**Your instructions**
Check the listing below for lines that hold "REPÚBLICA". How many are there? Please give only the number.

== Extracted data

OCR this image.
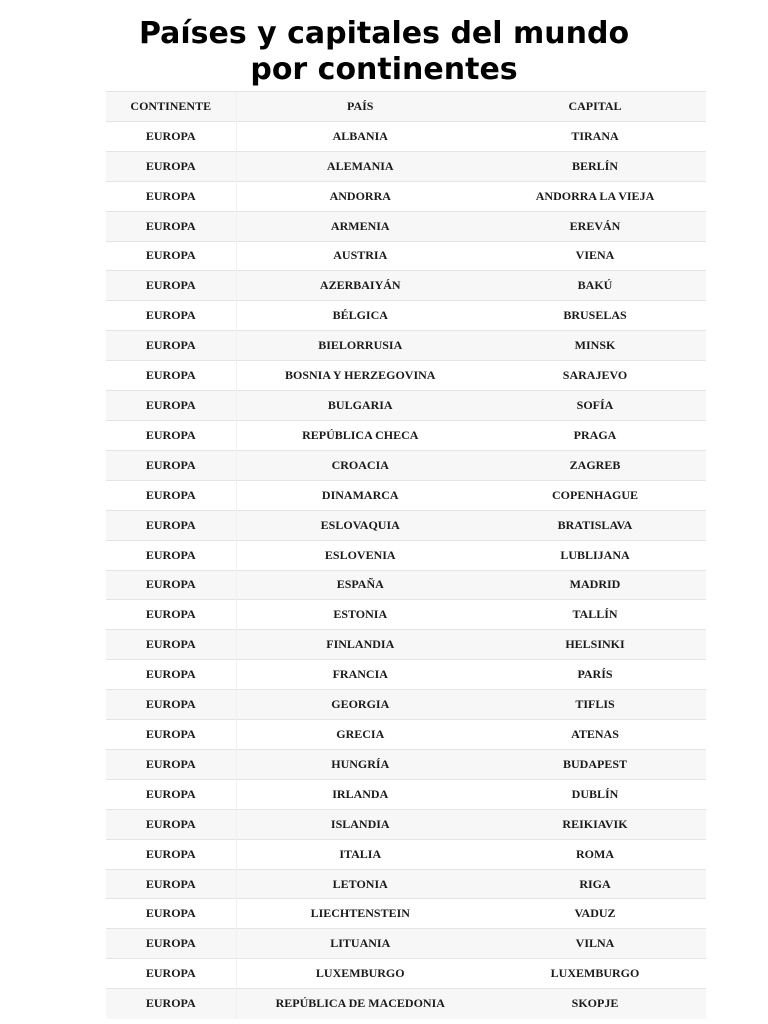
Países y capitales del mundo
por continentes
CONTINENTE	PAÍS	CAPITAL
EUROPA	ALBANIA	TIRANA
EUROPA	ALEMANIA	BERLÍN
EUROPA	ANDORRA	ANDORRA LA VIEJA
EUROPA	ARMENIA	EREVÁN
EUROPA	AUSTRIA	VIENA
EUROPA	AZERBAIYÁN	BAKÚ
EUROPA	BÉLGICA	BRUSELAS
EUROPA	BIELORRUSIA	MINSK
EUROPA	BOSNIA Y HERZEGOVINA	SARAJEVO
EUROPA	BULGARIA	SOFÍA
EUROPA	REPÚBLICA CHECA	PRAGA
EUROPA	CROACIA	ZAGREB
EUROPA	DINAMARCA	COPENHAGUE
EUROPA	ESLOVAQUIA	BRATISLAVA
EUROPA	ESLOVENIA	LUBLIJANA
EUROPA	ESPAÑA	MADRID
EUROPA	ESTONIA	TALLÍN
EUROPA	FINLANDIA	HELSINKI
EUROPA	FRANCIA	PARÍS
EUROPA	GEORGIA	TIFLIS
EUROPA	GRECIA	ATENAS
EUROPA	HUNGRÍA	BUDAPEST
EUROPA	IRLANDA	DUBLÍN
EUROPA	ISLANDIA	REIKIAVIK
EUROPA	ITALIA	ROMA
EUROPA	LETONIA	RIGA
EUROPA	LIECHTENSTEIN	VADUZ
EUROPA	LITUANIA	VILNA
EUROPA	LUXEMBURGO	LUXEMBURGO
EUROPA	REPÚBLICA DE MACEDONIA	SKOPJE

====

**Answer to this exercise**
2